-- BEGIN ENTRIES SHOWN --

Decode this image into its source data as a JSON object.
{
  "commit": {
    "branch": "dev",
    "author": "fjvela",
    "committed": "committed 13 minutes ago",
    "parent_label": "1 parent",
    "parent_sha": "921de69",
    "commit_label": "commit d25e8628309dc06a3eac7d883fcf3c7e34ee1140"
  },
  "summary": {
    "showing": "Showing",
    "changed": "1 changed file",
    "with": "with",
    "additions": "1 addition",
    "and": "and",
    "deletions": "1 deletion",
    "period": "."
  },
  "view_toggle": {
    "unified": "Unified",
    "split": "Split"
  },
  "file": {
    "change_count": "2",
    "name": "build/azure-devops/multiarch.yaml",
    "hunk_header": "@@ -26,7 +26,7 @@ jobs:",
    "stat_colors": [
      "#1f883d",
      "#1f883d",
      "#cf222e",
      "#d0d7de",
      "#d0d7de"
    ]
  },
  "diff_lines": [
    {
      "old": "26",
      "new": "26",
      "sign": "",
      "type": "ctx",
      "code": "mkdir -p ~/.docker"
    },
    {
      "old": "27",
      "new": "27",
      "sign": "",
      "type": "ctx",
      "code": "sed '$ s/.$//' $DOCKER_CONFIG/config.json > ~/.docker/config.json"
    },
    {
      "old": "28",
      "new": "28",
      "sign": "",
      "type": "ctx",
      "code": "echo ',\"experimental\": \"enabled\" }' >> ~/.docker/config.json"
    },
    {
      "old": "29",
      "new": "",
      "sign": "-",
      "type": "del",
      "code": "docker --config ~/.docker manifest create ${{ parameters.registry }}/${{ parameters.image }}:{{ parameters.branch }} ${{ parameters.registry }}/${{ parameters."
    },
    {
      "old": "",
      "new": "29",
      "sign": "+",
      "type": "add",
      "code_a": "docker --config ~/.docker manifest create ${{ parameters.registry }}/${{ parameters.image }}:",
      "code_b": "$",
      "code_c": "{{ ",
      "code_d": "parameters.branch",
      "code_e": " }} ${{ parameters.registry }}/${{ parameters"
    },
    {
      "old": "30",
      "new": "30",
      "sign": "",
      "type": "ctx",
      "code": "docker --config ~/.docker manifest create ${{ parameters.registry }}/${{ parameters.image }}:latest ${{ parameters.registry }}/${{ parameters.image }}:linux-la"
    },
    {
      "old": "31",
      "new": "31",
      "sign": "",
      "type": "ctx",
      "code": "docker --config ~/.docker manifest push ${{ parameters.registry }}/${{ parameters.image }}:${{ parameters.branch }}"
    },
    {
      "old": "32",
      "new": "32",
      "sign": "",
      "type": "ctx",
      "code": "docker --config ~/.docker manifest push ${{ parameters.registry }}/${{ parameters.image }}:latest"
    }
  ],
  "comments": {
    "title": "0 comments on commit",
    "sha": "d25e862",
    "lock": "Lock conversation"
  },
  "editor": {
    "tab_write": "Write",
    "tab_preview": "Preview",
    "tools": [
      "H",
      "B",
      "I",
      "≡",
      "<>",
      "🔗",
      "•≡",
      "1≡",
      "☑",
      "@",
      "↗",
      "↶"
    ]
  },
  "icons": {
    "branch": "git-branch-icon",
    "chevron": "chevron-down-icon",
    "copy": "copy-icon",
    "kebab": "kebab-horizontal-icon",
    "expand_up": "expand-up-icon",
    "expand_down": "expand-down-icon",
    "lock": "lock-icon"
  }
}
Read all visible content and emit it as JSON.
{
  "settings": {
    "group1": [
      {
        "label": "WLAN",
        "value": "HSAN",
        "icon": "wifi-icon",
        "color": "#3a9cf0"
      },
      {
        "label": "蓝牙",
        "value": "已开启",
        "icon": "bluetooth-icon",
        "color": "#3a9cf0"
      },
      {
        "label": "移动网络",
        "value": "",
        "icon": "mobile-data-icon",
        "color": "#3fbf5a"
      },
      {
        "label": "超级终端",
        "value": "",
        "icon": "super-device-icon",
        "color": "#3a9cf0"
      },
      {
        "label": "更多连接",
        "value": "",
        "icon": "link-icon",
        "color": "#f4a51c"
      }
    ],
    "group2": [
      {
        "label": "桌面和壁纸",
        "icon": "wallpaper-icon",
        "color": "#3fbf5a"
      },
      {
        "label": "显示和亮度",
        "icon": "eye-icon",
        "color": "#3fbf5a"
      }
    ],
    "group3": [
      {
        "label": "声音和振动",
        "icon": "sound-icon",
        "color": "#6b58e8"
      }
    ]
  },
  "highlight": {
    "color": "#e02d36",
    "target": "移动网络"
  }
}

-- END ENTRIES SHOWN --

Write out the complete set of records exactly as given.

Decode this image into its source data as a JSON object.
{
  "commit": {
    "branch": "dev",
    "author": "fjvela",
    "committed": "committed 13 minutes ago",
    "parent_label": "1 parent",
    "parent_sha": "921de69",
    "commit_label": "commit d25e8628309dc06a3eac7d883fcf3c7e34ee1140"
  },
  "summary": {
    "showing": "Showing",
    "changed": "1 changed file",
    "with": "with",
    "additions": "1 addition",
    "and": "and",
    "deletions": "1 deletion",
    "period": "."
  },
  "view_toggle": {
    "unified": "Unified",
    "split": "Split"
  },
  "file": {
    "change_count": "2",
    "name": "build/azure-devops/multiarch.yaml",
    "hunk_header": "@@ -26,7 +26,7 @@ jobs:",
    "stat_colors": [
      "#1f883d",
      "#1f883d",
      "#cf222e",
      "#d0d7de",
      "#d0d7de"
    ]
  },
  "diff_lines": [
    {
      "old": "26",
      "new": "26",
      "sign": "",
      "type": "ctx",
      "code": "mkdir -p ~/.docker"
    },
    {
      "old": "27",
      "new": "27",
      "sign": "",
      "type": "ctx",
      "code": "sed '$ s/.$//' $DOCKER_CONFIG/config.json > ~/.docker/config.json"
    },
    {
      "old": "28",
      "new": "28",
      "sign": "",
      "type": "ctx",
      "code": "echo ',\"experimental\": \"enabled\" }' >> ~/.docker/config.json"
    },
    {
      "old": "29",
      "new": "",
      "sign": "-",
      "type": "del",
      "code": "docker --config ~/.docker manifest create ${{ parameters.registry }}/${{ parameters.image }}:{{ parameters.branch }} ${{ parameters.registry }}/${{ parameters."
    },
    {
      "old": "",
      "new": "29",
      "sign": "+",
      "type": "add",
      "code_a": "docker --config ~/.docker manifest create ${{ parameters.registry }}/${{ parameters.image }}:",
      "code_b": "$",
      "code_c": "{{ ",
      "code_d": "parameters.branch",
      "code_e": " }} ${{ parameters.registry }}/${{ parameters"
    },
    {
      "old": "30",
      "new": "30",
      "sign": "",
      "type": "ctx",
      "code": "docker --config ~/.docker manifest create ${{ parameters.registry }}/${{ parameters.image }}:latest ${{ parameters.registry }}/${{ parameters.image }}:linux-la"
    },
    {
      "old": "31",
      "new": "31",
      "sign": "",
      "type": "ctx",
      "code": "docker --config ~/.docker manifest push ${{ parameters.registry }}/${{ parameters.image }}:${{ parameters.branch }}"
    },
    {
      "old": "32",
      "new": "32",
      "sign": "",
      "type": "ctx",
      "code": "docker --config ~/.docker manifest push ${{ parameters.registry }}/${{ parameters.image }}:latest"
    }
  ],
  "comments": {
    "title": "0 comments on commit",
    "sha": "d25e862",
    "lock": "Lock conversation"
  },
  "editor": {
    "tab_write": "Write",
    "tab_preview": "Preview",
    "tools": [
      "H",
      "B",
      "I",
      "≡",
      "<>",
      "🔗",
      "•≡",
      "1≡",
      "☑",
      "@",
      "↗",
      "↶"
    ]
  },
  "icons": {
    "branch": "git-branch-icon",
    "chevron": "chevron-down-icon",
    "copy": "copy-icon",
    "kebab": "kebab-horizontal-icon",
    "expand_up": "expand-up-icon",
    "expand_down": "expand-down-icon",
    "lock": "lock-icon"
  }
}
Read all visible content and emit it as JSON.
{
  "settings": {
    "group1": [
      {
        "label": "WLAN",
        "value": "HSAN",
        "icon": "wifi-icon",
        "color": "#3a9cf0"
      },
      {
        "label": "蓝牙",
        "value": "已开启",
        "icon": "bluetooth-icon",
        "color": "#3a9cf0"
      },
      {
        "label": "移动网络",
        "value": "",
        "icon": "mobile-data-icon",
        "color": "#3fbf5a"
      },
      {
        "label": "超级终端",
        "value": "",
        "icon": "super-device-icon",
        "color": "#3a9cf0"
      },
      {
        "label": "更多连接",
        "value": "",
        "icon": "link-icon",
        "color": "#f4a51c"
      }
    ],
    "group2": [
      {
        "label": "桌面和壁纸",
        "icon": "wallpaper-icon",
        "color": "#3fbf5a"
      },
      {
        "label": "显示和亮度",
        "icon": "eye-icon",
        "color": "#3fbf5a"
      }
    ],
    "group3": [
      {
        "label": "声音和振动",
        "icon": "sound-icon",
        "color": "#6b58e8"
      }
    ]
  },
  "highlight": {
    "color": "#e02d36",
    "target": "移动网络"
  }
}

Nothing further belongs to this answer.